→ Task
The entries below contain pictures. Retype everything except those pictures, exactly as given.

Chart and figure data

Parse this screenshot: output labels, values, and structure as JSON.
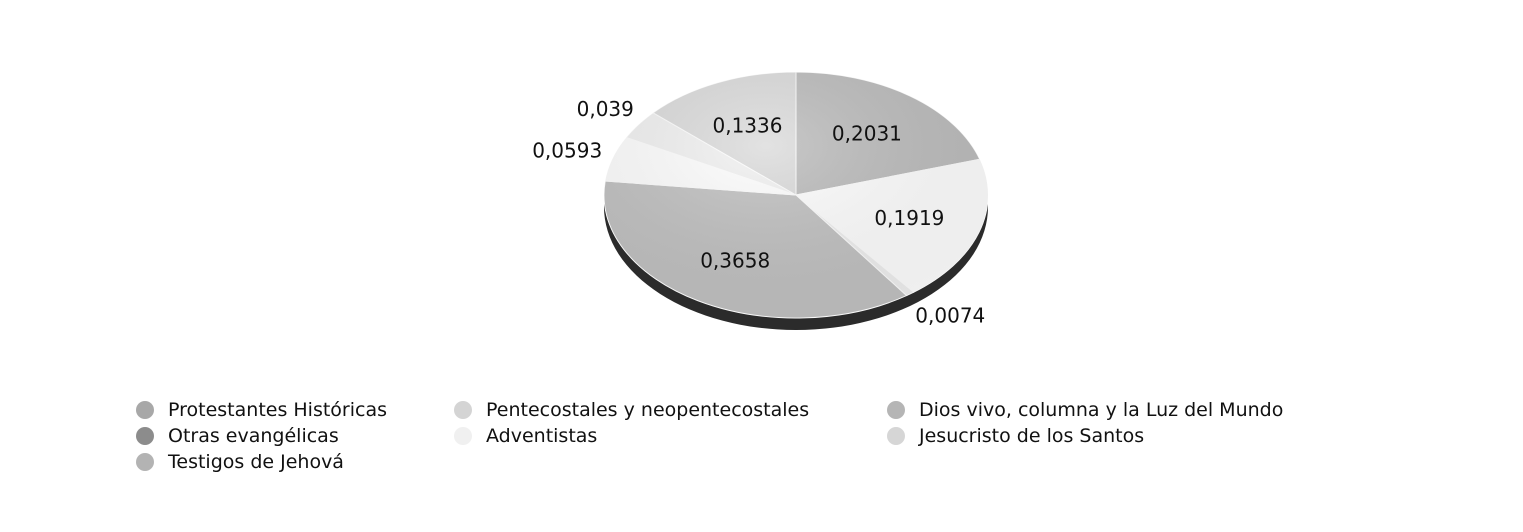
{
  "chart_data": {
    "type": "pie",
    "title": "",
    "categories": [
      "Protestantes Históricas",
      "Pentecostales y neopentecostales",
      "Dios vivo, columna y la Luz del Mundo",
      "Otras evangélicas",
      "Adventistas",
      "Jesucristo de los Santos",
      "Testigos de Jehová"
    ],
    "values": [
      0.2031,
      0.1919,
      0.0074,
      0.3658,
      0.0593,
      0.039,
      0.1336
    ],
    "data_labels": [
      "0,2031",
      "0,1919",
      "0,0074",
      "0,3658",
      "0,0593",
      "0,039",
      "0,1336"
    ],
    "colors": [
      "#bdbdbd",
      "#ffffff",
      "#f0f0f0",
      "#c2c2c2",
      "#ffffff",
      "#f2f2f2",
      "#dcdcdc"
    ],
    "legend_colors": [
      "#a8a8a8",
      "#d4d4d4",
      "#b5b5b5",
      "#8c8c8c",
      "#f0f0f0",
      "#d6d6d6",
      "#b3b3b3"
    ],
    "legend_position": "bottom"
  }
}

→ Answer in full
Parse this screenshot: output labels, values, and structure as JSON.
{
  "chart_data": {
    "type": "pie",
    "title": "",
    "categories": [
      "Protestantes Históricas",
      "Pentecostales y neopentecostales",
      "Dios vivo, columna y la Luz del Mundo",
      "Otras evangélicas",
      "Adventistas",
      "Jesucristo de los Santos",
      "Testigos de Jehová"
    ],
    "values": [
      0.2031,
      0.1919,
      0.0074,
      0.3658,
      0.0593,
      0.039,
      0.1336
    ],
    "data_labels": [
      "0,2031",
      "0,1919",
      "0,0074",
      "0,3658",
      "0,0593",
      "0,039",
      "0,1336"
    ],
    "colors": [
      "#bdbdbd",
      "#ffffff",
      "#f0f0f0",
      "#c2c2c2",
      "#ffffff",
      "#f2f2f2",
      "#dcdcdc"
    ],
    "legend_colors": [
      "#a8a8a8",
      "#d4d4d4",
      "#b5b5b5",
      "#8c8c8c",
      "#f0f0f0",
      "#d6d6d6",
      "#b3b3b3"
    ],
    "legend_position": "bottom"
  }
}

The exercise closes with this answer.